* PROVIDED INFORMATION *
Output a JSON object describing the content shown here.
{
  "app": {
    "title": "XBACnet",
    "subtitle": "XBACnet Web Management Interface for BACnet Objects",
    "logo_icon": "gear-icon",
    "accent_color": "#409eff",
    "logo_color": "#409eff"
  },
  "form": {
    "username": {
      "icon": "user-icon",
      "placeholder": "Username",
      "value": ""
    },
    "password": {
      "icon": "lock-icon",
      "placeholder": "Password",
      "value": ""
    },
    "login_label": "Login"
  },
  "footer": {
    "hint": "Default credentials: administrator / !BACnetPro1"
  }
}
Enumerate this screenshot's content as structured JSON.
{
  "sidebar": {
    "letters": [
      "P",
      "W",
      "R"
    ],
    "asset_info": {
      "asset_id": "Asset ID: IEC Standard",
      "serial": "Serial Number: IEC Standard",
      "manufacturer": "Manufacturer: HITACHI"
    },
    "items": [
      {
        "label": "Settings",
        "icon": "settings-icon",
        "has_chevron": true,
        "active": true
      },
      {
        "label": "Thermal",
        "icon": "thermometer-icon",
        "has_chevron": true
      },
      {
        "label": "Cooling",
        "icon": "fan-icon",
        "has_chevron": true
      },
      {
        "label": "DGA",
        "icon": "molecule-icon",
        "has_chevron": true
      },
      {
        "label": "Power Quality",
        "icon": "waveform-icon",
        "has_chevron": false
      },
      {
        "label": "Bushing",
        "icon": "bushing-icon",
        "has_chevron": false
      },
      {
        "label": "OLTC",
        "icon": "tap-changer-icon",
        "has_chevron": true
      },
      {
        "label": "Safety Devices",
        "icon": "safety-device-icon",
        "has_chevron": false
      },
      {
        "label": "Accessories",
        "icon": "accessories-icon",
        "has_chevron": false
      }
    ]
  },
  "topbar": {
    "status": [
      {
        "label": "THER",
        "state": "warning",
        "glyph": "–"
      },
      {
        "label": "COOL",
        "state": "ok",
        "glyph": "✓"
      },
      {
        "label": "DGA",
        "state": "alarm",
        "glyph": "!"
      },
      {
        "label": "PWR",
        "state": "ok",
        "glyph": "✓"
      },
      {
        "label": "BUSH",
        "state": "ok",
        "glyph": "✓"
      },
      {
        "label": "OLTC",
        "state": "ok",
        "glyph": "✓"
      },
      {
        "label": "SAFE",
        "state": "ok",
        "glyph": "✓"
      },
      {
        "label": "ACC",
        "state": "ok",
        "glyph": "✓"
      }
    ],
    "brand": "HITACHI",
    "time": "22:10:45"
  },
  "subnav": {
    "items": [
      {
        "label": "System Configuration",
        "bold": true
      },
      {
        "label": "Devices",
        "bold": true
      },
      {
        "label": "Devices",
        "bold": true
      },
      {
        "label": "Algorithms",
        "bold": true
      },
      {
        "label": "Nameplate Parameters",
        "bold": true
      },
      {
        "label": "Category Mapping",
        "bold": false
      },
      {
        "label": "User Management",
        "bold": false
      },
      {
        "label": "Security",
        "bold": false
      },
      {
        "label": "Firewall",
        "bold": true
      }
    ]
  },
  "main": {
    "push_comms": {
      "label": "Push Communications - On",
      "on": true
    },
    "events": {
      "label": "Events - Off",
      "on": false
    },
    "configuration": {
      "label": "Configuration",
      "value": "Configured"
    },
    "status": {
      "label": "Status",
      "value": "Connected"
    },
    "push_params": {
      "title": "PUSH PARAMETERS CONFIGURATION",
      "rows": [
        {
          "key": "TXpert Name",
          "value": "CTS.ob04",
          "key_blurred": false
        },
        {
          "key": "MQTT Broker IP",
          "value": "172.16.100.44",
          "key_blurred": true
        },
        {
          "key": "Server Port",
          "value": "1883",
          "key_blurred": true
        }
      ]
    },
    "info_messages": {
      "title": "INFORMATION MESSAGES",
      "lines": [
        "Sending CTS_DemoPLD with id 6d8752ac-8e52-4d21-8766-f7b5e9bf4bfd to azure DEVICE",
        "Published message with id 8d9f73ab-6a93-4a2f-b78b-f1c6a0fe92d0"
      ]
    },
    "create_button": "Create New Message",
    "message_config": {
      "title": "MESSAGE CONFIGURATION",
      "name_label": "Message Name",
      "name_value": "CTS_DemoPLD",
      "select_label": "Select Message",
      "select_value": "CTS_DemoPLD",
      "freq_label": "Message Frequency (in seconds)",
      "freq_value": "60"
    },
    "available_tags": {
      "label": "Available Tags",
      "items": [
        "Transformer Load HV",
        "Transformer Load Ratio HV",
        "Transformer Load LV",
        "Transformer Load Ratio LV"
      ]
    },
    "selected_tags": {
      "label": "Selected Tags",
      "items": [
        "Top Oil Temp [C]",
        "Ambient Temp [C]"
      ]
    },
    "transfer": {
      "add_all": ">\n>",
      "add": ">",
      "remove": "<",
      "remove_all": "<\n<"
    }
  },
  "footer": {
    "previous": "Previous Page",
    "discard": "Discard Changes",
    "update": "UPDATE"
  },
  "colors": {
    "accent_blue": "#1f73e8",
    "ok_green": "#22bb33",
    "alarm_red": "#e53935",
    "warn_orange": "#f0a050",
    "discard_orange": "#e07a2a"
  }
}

* EXERCISE DETAILS *
Each line above must be printed exactly as it appears.

* RESULT *
Output a JSON object describing the content shown here.
{
  "app": {
    "title": "XBACnet",
    "subtitle": "XBACnet Web Management Interface for BACnet Objects",
    "logo_icon": "gear-icon",
    "accent_color": "#409eff",
    "logo_color": "#409eff"
  },
  "form": {
    "username": {
      "icon": "user-icon",
      "placeholder": "Username",
      "value": ""
    },
    "password": {
      "icon": "lock-icon",
      "placeholder": "Password",
      "value": ""
    },
    "login_label": "Login"
  },
  "footer": {
    "hint": "Default credentials: administrator / !BACnetPro1"
  }
}
Enumerate this screenshot's content as structured JSON.
{
  "sidebar": {
    "letters": [
      "P",
      "W",
      "R"
    ],
    "asset_info": {
      "asset_id": "Asset ID: IEC Standard",
      "serial": "Serial Number: IEC Standard",
      "manufacturer": "Manufacturer: HITACHI"
    },
    "items": [
      {
        "label": "Settings",
        "icon": "settings-icon",
        "has_chevron": true,
        "active": true
      },
      {
        "label": "Thermal",
        "icon": "thermometer-icon",
        "has_chevron": true
      },
      {
        "label": "Cooling",
        "icon": "fan-icon",
        "has_chevron": true
      },
      {
        "label": "DGA",
        "icon": "molecule-icon",
        "has_chevron": true
      },
      {
        "label": "Power Quality",
        "icon": "waveform-icon",
        "has_chevron": false
      },
      {
        "label": "Bushing",
        "icon": "bushing-icon",
        "has_chevron": false
      },
      {
        "label": "OLTC",
        "icon": "tap-changer-icon",
        "has_chevron": true
      },
      {
        "label": "Safety Devices",
        "icon": "safety-device-icon",
        "has_chevron": false
      },
      {
        "label": "Accessories",
        "icon": "accessories-icon",
        "has_chevron": false
      }
    ]
  },
  "topbar": {
    "status": [
      {
        "label": "THER",
        "state": "warning",
        "glyph": "–"
      },
      {
        "label": "COOL",
        "state": "ok",
        "glyph": "✓"
      },
      {
        "label": "DGA",
        "state": "alarm",
        "glyph": "!"
      },
      {
        "label": "PWR",
        "state": "ok",
        "glyph": "✓"
      },
      {
        "label": "BUSH",
        "state": "ok",
        "glyph": "✓"
      },
      {
        "label": "OLTC",
        "state": "ok",
        "glyph": "✓"
      },
      {
        "label": "SAFE",
        "state": "ok",
        "glyph": "✓"
      },
      {
        "label": "ACC",
        "state": "ok",
        "glyph": "✓"
      }
    ],
    "brand": "HITACHI",
    "time": "22:10:45"
  },
  "subnav": {
    "items": [
      {
        "label": "System Configuration",
        "bold": true
      },
      {
        "label": "Devices",
        "bold": true
      },
      {
        "label": "Devices",
        "bold": true
      },
      {
        "label": "Algorithms",
        "bold": true
      },
      {
        "label": "Nameplate Parameters",
        "bold": true
      },
      {
        "label": "Category Mapping",
        "bold": false
      },
      {
        "label": "User Management",
        "bold": false
      },
      {
        "label": "Security",
        "bold": false
      },
      {
        "label": "Firewall",
        "bold": true
      }
    ]
  },
  "main": {
    "push_comms": {
      "label": "Push Communications - On",
      "on": true
    },
    "events": {
      "label": "Events - Off",
      "on": false
    },
    "configuration": {
      "label": "Configuration",
      "value": "Configured"
    },
    "status": {
      "label": "Status",
      "value": "Connected"
    },
    "push_params": {
      "title": "PUSH PARAMETERS CONFIGURATION",
      "rows": [
        {
          "key": "TXpert Name",
          "value": "CTS.ob04",
          "key_blurred": false
        },
        {
          "key": "MQTT Broker IP",
          "value": "172.16.100.44",
          "key_blurred": true
        },
        {
          "key": "Server Port",
          "value": "1883",
          "key_blurred": true
        }
      ]
    },
    "info_messages": {
      "title": "INFORMATION MESSAGES",
      "lines": [
        "Sending CTS_DemoPLD with id 6d8752ac-8e52-4d21-8766-f7b5e9bf4bfd to azure DEVICE",
        "Published message with id 8d9f73ab-6a93-4a2f-b78b-f1c6a0fe92d0"
      ]
    },
    "create_button": "Create New Message",
    "message_config": {
      "title": "MESSAGE CONFIGURATION",
      "name_label": "Message Name",
      "name_value": "CTS_DemoPLD",
      "select_label": "Select Message",
      "select_value": "CTS_DemoPLD",
      "freq_label": "Message Frequency (in seconds)",
      "freq_value": "60"
    },
    "available_tags": {
      "label": "Available Tags",
      "items": [
        "Transformer Load HV",
        "Transformer Load Ratio HV",
        "Transformer Load LV",
        "Transformer Load Ratio LV"
      ]
    },
    "selected_tags": {
      "label": "Selected Tags",
      "items": [
        "Top Oil Temp [C]",
        "Ambient Temp [C]"
      ]
    },
    "transfer": {
      "add_all": ">\n>",
      "add": ">",
      "remove": "<",
      "remove_all": "<\n<"
    }
  },
  "footer": {
    "previous": "Previous Page",
    "discard": "Discard Changes",
    "update": "UPDATE"
  },
  "colors": {
    "accent_blue": "#1f73e8",
    "ok_green": "#22bb33",
    "alarm_red": "#e53935",
    "warn_orange": "#f0a050",
    "discard_orange": "#e07a2a"
  }
}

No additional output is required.